## Goal
Would you return the complete listing below word for word?

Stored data
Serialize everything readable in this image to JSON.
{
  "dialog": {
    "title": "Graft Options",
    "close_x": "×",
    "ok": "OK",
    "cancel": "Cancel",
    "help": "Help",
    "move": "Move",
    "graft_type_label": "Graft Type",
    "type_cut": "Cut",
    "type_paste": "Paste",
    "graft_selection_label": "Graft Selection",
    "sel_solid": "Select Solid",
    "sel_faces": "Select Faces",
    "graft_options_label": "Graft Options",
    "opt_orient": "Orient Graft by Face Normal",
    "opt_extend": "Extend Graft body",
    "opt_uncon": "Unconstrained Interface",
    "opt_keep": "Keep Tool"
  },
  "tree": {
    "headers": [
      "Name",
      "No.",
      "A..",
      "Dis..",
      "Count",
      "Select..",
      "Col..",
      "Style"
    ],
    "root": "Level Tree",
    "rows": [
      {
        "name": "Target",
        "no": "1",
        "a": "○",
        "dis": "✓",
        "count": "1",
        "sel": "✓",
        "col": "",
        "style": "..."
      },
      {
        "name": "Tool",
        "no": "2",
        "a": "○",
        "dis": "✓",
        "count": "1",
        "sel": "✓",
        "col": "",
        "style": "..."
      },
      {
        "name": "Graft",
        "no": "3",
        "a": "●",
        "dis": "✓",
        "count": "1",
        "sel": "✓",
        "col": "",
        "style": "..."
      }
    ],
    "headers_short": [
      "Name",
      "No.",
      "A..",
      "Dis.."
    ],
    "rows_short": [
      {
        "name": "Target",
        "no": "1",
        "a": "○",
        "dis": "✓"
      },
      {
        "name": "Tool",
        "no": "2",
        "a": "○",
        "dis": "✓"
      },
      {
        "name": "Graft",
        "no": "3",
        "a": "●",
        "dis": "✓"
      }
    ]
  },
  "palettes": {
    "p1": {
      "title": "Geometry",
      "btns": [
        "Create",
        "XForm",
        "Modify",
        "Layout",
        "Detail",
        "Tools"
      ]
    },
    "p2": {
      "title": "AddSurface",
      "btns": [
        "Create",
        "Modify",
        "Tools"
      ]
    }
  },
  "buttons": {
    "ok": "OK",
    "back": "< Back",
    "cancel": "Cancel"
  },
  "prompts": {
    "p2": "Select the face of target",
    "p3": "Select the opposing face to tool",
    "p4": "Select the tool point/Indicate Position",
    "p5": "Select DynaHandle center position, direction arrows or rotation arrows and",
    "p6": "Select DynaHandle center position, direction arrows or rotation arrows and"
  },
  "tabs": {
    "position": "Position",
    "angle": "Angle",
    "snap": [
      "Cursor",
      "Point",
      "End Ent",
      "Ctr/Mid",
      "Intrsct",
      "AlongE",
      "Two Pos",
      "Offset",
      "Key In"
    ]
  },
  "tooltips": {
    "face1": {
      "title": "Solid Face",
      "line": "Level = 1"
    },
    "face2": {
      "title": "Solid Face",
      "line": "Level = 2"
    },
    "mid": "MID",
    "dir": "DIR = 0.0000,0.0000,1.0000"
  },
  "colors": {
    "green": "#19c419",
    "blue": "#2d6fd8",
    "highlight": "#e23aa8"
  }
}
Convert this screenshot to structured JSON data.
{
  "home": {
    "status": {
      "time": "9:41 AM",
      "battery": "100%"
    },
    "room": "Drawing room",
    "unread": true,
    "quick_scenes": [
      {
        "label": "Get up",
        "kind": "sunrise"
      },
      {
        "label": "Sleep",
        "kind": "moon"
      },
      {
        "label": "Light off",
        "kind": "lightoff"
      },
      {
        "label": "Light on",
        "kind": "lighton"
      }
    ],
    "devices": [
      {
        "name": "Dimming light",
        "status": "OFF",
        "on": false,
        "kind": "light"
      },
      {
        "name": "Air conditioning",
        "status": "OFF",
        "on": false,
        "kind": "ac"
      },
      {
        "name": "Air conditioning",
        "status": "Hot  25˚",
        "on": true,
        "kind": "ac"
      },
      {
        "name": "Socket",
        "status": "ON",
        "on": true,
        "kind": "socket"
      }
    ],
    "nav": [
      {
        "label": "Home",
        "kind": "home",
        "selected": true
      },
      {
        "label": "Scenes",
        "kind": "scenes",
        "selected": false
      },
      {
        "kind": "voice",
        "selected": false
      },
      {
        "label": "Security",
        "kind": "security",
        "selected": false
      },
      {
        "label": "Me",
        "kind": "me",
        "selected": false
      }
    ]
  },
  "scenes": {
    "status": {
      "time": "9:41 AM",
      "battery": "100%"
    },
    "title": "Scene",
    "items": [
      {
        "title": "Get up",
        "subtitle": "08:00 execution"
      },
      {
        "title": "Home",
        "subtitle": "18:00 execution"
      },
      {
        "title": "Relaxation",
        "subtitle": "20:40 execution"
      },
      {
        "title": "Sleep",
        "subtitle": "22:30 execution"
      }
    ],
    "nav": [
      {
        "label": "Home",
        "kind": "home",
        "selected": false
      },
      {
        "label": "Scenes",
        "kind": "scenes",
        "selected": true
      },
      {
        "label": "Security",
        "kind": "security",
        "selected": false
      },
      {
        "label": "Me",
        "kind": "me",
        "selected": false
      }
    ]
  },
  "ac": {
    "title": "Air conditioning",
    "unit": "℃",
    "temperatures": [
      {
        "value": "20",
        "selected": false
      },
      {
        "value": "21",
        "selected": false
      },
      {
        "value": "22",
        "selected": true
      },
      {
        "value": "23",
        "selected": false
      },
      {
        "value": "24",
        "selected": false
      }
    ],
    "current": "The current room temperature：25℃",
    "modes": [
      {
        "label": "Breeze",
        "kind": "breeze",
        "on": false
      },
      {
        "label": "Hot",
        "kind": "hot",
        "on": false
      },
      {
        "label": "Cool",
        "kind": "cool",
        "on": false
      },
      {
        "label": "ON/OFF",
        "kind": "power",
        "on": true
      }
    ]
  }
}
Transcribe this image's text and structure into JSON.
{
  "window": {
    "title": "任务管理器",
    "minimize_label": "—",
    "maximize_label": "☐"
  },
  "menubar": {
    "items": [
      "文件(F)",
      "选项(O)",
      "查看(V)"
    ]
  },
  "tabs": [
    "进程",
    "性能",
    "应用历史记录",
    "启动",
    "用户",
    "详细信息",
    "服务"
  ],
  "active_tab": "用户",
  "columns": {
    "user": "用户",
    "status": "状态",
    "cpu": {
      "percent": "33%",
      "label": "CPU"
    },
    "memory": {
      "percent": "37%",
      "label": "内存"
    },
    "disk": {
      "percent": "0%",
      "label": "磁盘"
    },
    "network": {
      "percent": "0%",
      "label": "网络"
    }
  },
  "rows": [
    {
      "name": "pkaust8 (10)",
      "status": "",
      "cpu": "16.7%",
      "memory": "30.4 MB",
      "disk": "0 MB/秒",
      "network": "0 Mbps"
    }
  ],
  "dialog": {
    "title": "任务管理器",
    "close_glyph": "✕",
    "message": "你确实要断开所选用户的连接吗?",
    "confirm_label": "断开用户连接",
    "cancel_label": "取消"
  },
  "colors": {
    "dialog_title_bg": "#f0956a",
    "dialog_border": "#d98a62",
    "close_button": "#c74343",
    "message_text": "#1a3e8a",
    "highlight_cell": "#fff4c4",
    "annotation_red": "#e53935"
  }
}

## Reply to the exercise
Serialize everything readable in this image to JSON.
{
  "dialog": {
    "title": "Graft Options",
    "close_x": "×",
    "ok": "OK",
    "cancel": "Cancel",
    "help": "Help",
    "move": "Move",
    "graft_type_label": "Graft Type",
    "type_cut": "Cut",
    "type_paste": "Paste",
    "graft_selection_label": "Graft Selection",
    "sel_solid": "Select Solid",
    "sel_faces": "Select Faces",
    "graft_options_label": "Graft Options",
    "opt_orient": "Orient Graft by Face Normal",
    "opt_extend": "Extend Graft body",
    "opt_uncon": "Unconstrained Interface",
    "opt_keep": "Keep Tool"
  },
  "tree": {
    "headers": [
      "Name",
      "No.",
      "A..",
      "Dis..",
      "Count",
      "Select..",
      "Col..",
      "Style"
    ],
    "root": "Level Tree",
    "rows": [
      {
        "name": "Target",
        "no": "1",
        "a": "○",
        "dis": "✓",
        "count": "1",
        "sel": "✓",
        "col": "",
        "style": "..."
      },
      {
        "name": "Tool",
        "no": "2",
        "a": "○",
        "dis": "✓",
        "count": "1",
        "sel": "✓",
        "col": "",
        "style": "..."
      },
      {
        "name": "Graft",
        "no": "3",
        "a": "●",
        "dis": "✓",
        "count": "1",
        "sel": "✓",
        "col": "",
        "style": "..."
      }
    ],
    "headers_short": [
      "Name",
      "No.",
      "A..",
      "Dis.."
    ],
    "rows_short": [
      {
        "name": "Target",
        "no": "1",
        "a": "○",
        "dis": "✓"
      },
      {
        "name": "Tool",
        "no": "2",
        "a": "○",
        "dis": "✓"
      },
      {
        "name": "Graft",
        "no": "3",
        "a": "●",
        "dis": "✓"
      }
    ]
  },
  "palettes": {
    "p1": {
      "title": "Geometry",
      "btns": [
        "Create",
        "XForm",
        "Modify",
        "Layout",
        "Detail",
        "Tools"
      ]
    },
    "p2": {
      "title": "AddSurface",
      "btns": [
        "Create",
        "Modify",
        "Tools"
      ]
    }
  },
  "buttons": {
    "ok": "OK",
    "back": "< Back",
    "cancel": "Cancel"
  },
  "prompts": {
    "p2": "Select the face of target",
    "p3": "Select the opposing face to tool",
    "p4": "Select the tool point/Indicate Position",
    "p5": "Select DynaHandle center position, direction arrows or rotation arrows and",
    "p6": "Select DynaHandle center position, direction arrows or rotation arrows and"
  },
  "tabs": {
    "position": "Position",
    "angle": "Angle",
    "snap": [
      "Cursor",
      "Point",
      "End Ent",
      "Ctr/Mid",
      "Intrsct",
      "AlongE",
      "Two Pos",
      "Offset",
      "Key In"
    ]
  },
  "tooltips": {
    "face1": {
      "title": "Solid Face",
      "line": "Level = 1"
    },
    "face2": {
      "title": "Solid Face",
      "line": "Level = 2"
    },
    "mid": "MID",
    "dir": "DIR = 0.0000,0.0000,1.0000"
  },
  "colors": {
    "green": "#19c419",
    "blue": "#2d6fd8",
    "highlight": "#e23aa8"
  }
}
Convert this screenshot to structured JSON data.
{
  "home": {
    "status": {
      "time": "9:41 AM",
      "battery": "100%"
    },
    "room": "Drawing room",
    "unread": true,
    "quick_scenes": [
      {
        "label": "Get up",
        "kind": "sunrise"
      },
      {
        "label": "Sleep",
        "kind": "moon"
      },
      {
        "label": "Light off",
        "kind": "lightoff"
      },
      {
        "label": "Light on",
        "kind": "lighton"
      }
    ],
    "devices": [
      {
        "name": "Dimming light",
        "status": "OFF",
        "on": false,
        "kind": "light"
      },
      {
        "name": "Air conditioning",
        "status": "OFF",
        "on": false,
        "kind": "ac"
      },
      {
        "name": "Air conditioning",
        "status": "Hot  25˚",
        "on": true,
        "kind": "ac"
      },
      {
        "name": "Socket",
        "status": "ON",
        "on": true,
        "kind": "socket"
      }
    ],
    "nav": [
      {
        "label": "Home",
        "kind": "home",
        "selected": true
      },
      {
        "label": "Scenes",
        "kind": "scenes",
        "selected": false
      },
      {
        "kind": "voice",
        "selected": false
      },
      {
        "label": "Security",
        "kind": "security",
        "selected": false
      },
      {
        "label": "Me",
        "kind": "me",
        "selected": false
      }
    ]
  },
  "scenes": {
    "status": {
      "time": "9:41 AM",
      "battery": "100%"
    },
    "title": "Scene",
    "items": [
      {
        "title": "Get up",
        "subtitle": "08:00 execution"
      },
      {
        "title": "Home",
        "subtitle": "18:00 execution"
      },
      {
        "title": "Relaxation",
        "subtitle": "20:40 execution"
      },
      {
        "title": "Sleep",
        "subtitle": "22:30 execution"
      }
    ],
    "nav": [
      {
        "label": "Home",
        "kind": "home",
        "selected": false
      },
      {
        "label": "Scenes",
        "kind": "scenes",
        "selected": true
      },
      {
        "label": "Security",
        "kind": "security",
        "selected": false
      },
      {
        "label": "Me",
        "kind": "me",
        "selected": false
      }
    ]
  },
  "ac": {
    "title": "Air conditioning",
    "unit": "℃",
    "temperatures": [
      {
        "value": "20",
        "selected": false
      },
      {
        "value": "21",
        "selected": false
      },
      {
        "value": "22",
        "selected": true
      },
      {
        "value": "23",
        "selected": false
      },
      {
        "value": "24",
        "selected": false
      }
    ],
    "current": "The current room temperature：25℃",
    "modes": [
      {
        "label": "Breeze",
        "kind": "breeze",
        "on": false
      },
      {
        "label": "Hot",
        "kind": "hot",
        "on": false
      },
      {
        "label": "Cool",
        "kind": "cool",
        "on": false
      },
      {
        "label": "ON/OFF",
        "kind": "power",
        "on": true
      }
    ]
  }
}
Transcribe this image's text and structure into JSON.
{
  "window": {
    "title": "任务管理器",
    "minimize_label": "—",
    "maximize_label": "☐"
  },
  "menubar": {
    "items": [
      "文件(F)",
      "选项(O)",
      "查看(V)"
    ]
  },
  "tabs": [
    "进程",
    "性能",
    "应用历史记录",
    "启动",
    "用户",
    "详细信息",
    "服务"
  ],
  "active_tab": "用户",
  "columns": {
    "user": "用户",
    "status": "状态",
    "cpu": {
      "percent": "33%",
      "label": "CPU"
    },
    "memory": {
      "percent": "37%",
      "label": "内存"
    },
    "disk": {
      "percent": "0%",
      "label": "磁盘"
    },
    "network": {
      "percent": "0%",
      "label": "网络"
    }
  },
  "rows": [
    {
      "name": "pkaust8 (10)",
      "status": "",
      "cpu": "16.7%",
      "memory": "30.4 MB",
      "disk": "0 MB/秒",
      "network": "0 Mbps"
    }
  ],
  "dialog": {
    "title": "任务管理器",
    "close_glyph": "✕",
    "message": "你确实要断开所选用户的连接吗?",
    "confirm_label": "断开用户连接",
    "cancel_label": "取消"
  },
  "colors": {
    "dialog_title_bg": "#f0956a",
    "dialog_border": "#d98a62",
    "close_button": "#c74343",
    "message_text": "#1a3e8a",
    "highlight_cell": "#fff4c4",
    "annotation_red": "#e53935"
  }
}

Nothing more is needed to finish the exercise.